● GOAL OF THE EXERCISE:
Reproduce every record below exactly as written, leaving out any pictures.

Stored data
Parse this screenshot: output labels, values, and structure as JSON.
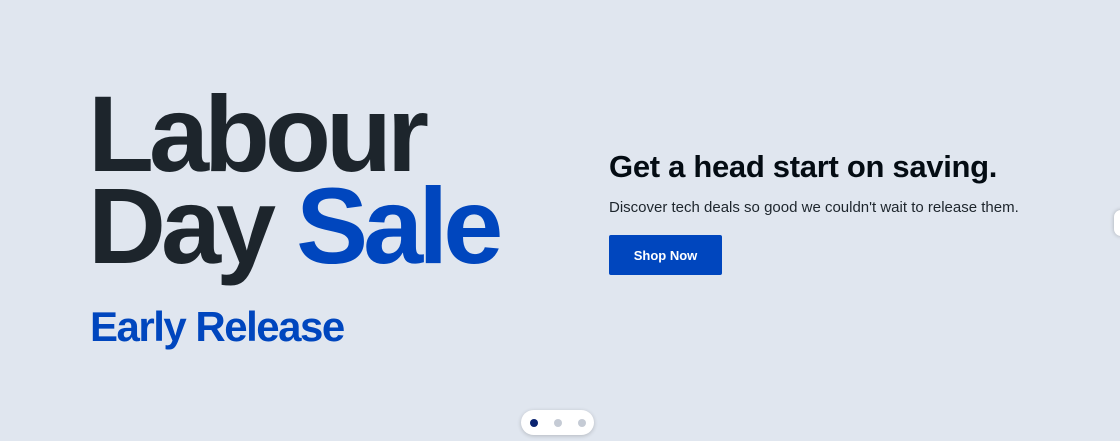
{
  "hero": {
    "headline_line1": "Labour",
    "headline_line2_word1": "Day",
    "headline_line2_word2": "Sale",
    "subhead": "Early Release",
    "promo_title": "Get a head start on saving.",
    "promo_text": "Discover tech deals so good we couldn't wait to release them.",
    "cta_label": "Shop Now"
  },
  "carousel": {
    "slide_count": 3,
    "active_index": 0
  },
  "colors": {
    "background": "#e0e6ef",
    "dark_text": "#1d252c",
    "brand_blue": "#0046be",
    "active_dot": "#0a2370",
    "inactive_dot": "#c5cbd5"
  }
}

● FINISHED TASK:
Parse this screenshot: output labels, values, and structure as JSON.
{
  "hero": {
    "headline_line1": "Labour",
    "headline_line2_word1": "Day",
    "headline_line2_word2": "Sale",
    "subhead": "Early Release",
    "promo_title": "Get a head start on saving.",
    "promo_text": "Discover tech deals so good we couldn't wait to release them.",
    "cta_label": "Shop Now"
  },
  "carousel": {
    "slide_count": 3,
    "active_index": 0
  },
  "colors": {
    "background": "#e0e6ef",
    "dark_text": "#1d252c",
    "brand_blue": "#0046be",
    "active_dot": "#0a2370",
    "inactive_dot": "#c5cbd5"
  }
}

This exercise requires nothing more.